• _PROBLEM STATEMENT_: Please work out how many lines in the material contain "Fork" and give only that figure.

Entries taken from a collection:
--- start ---

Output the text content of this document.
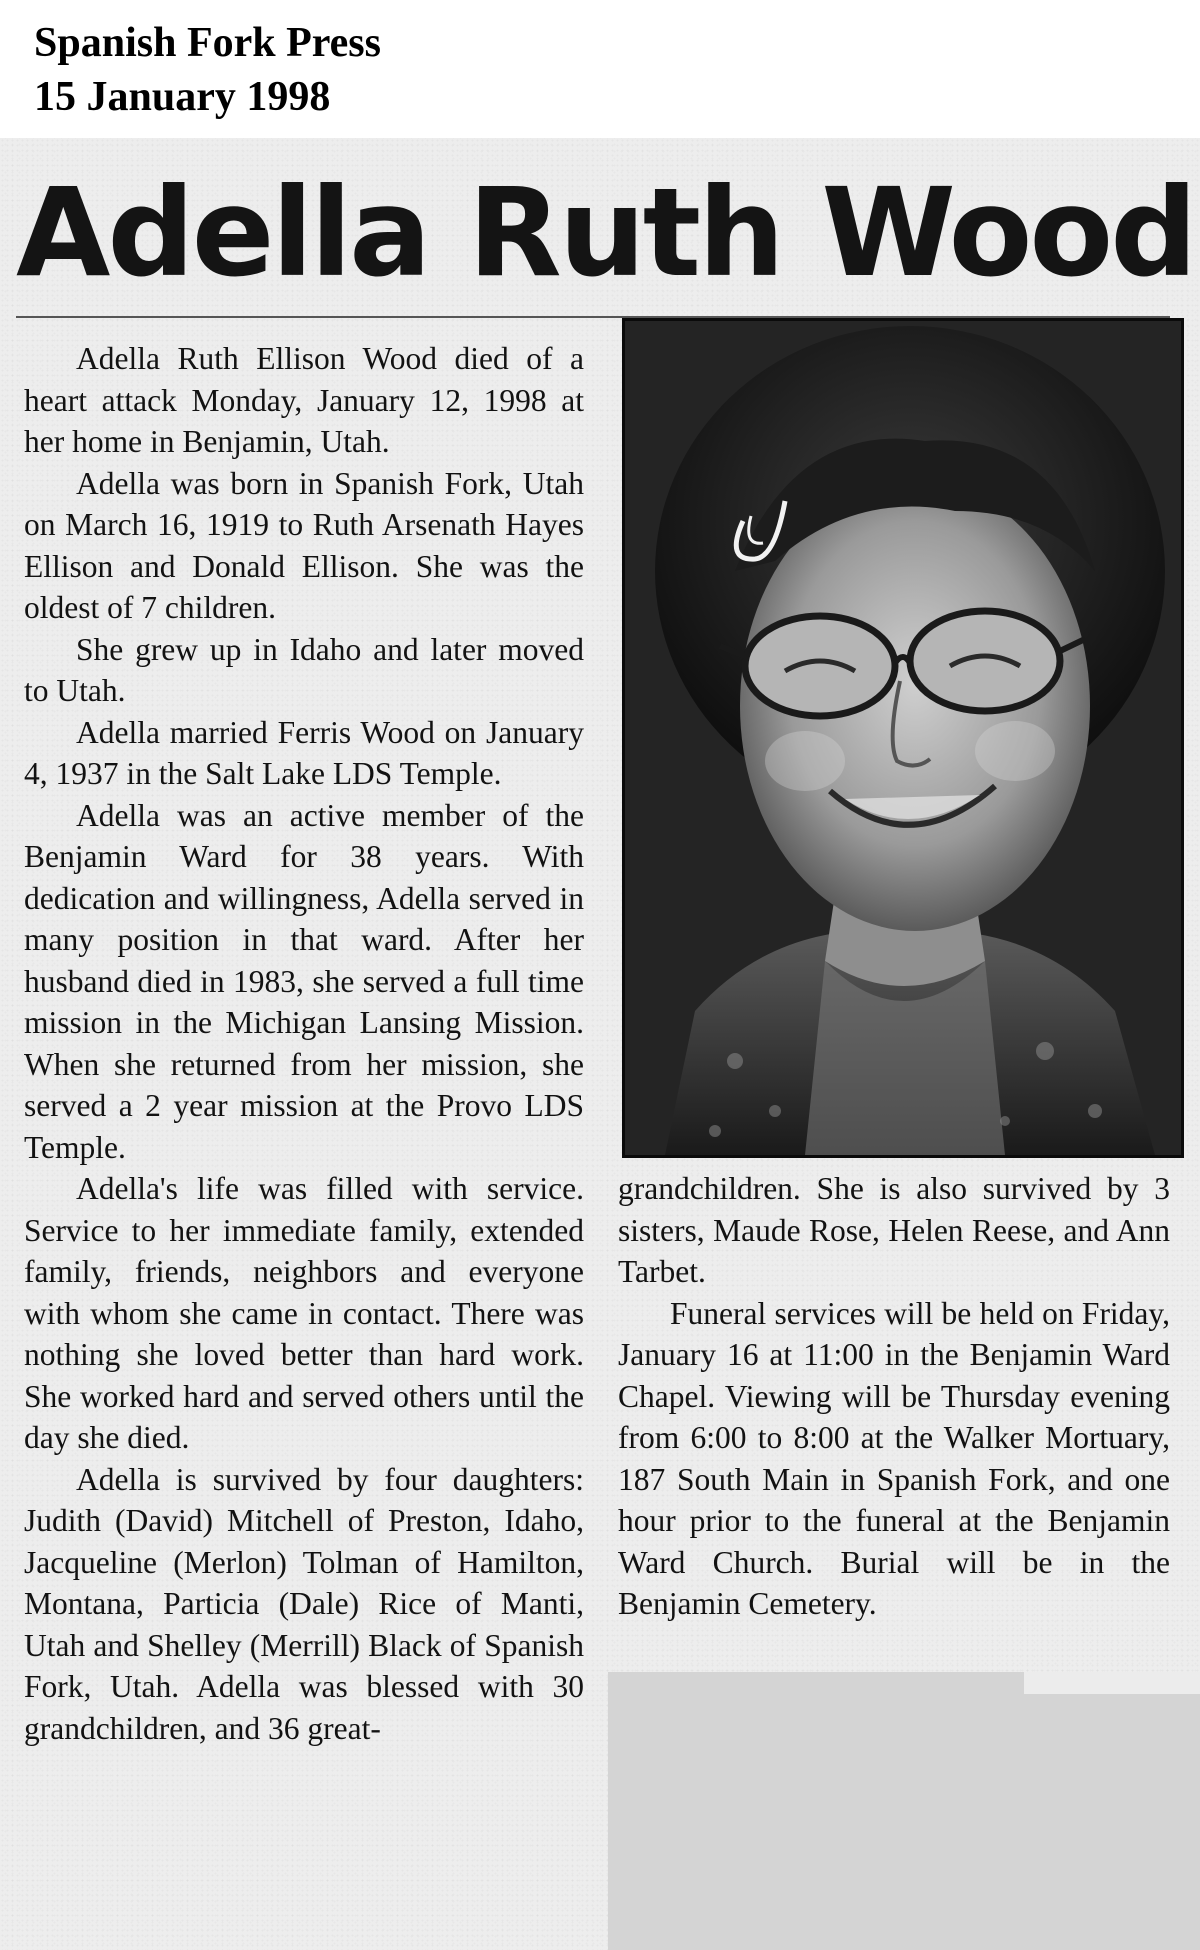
Spanish Fork Press
15 January 1998
Adella Ruth Wood

Adella Ruth Ellison Wood died of a heart attack Monday, January 12, 1998 at her home in Benjamin, Utah.

Adella was born in Spanish Fork, Utah on March 16, 1919 to Ruth Arsenath Hayes Ellison and Donald Ellison. She was the oldest of 7 children.

She grew up in Idaho and later moved to Utah.

Adella married Ferris Wood on January 4, 1937 in the Salt Lake LDS Temple.

Adella was an active member of the Benjamin Ward for 38 years. With dedication and willingness, Adella served in many position in that ward. After her husband died in 1983, she served a full time mission in the Michigan Lansing Mission. When she returned from her mission, she served a 2 year mission at the Provo LDS Temple.

Adella's life was filled with service. Service to her immediate family, extended family, friends, neighbors and everyone with whom she came in contact. There was nothing she loved better than hard work. She worked hard and served others until the day she died.

Adella is survived by four daughters: Judith (David) Mitchell of Preston, Idaho, Jacqueline (Merlon) Tolman of Hamilton, Montana, Particia (Dale) Rice of Manti, Utah and Shelley (Merrill) Black of Spanish Fork, Utah. Adella was blessed with 30 grandchildren, and 36 great-

grandchildren. She is also survived by 3 sisters, Maude Rose, Helen Reese, and Ann Tarbet.

Funeral services will be held on Friday, January 16 at 11:00 in the Benjamin Ward Chapel. Viewing will be Thursday evening from 6:00 to 8:00 at the Walker Mortuary, 187 South Main in Spanish Fork, and one hour prior to the funeral at the Benjamin Ward Church. Burial will be in the Benjamin Cemetery.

--- end ---

• _EXPECTED ANSWER_: 4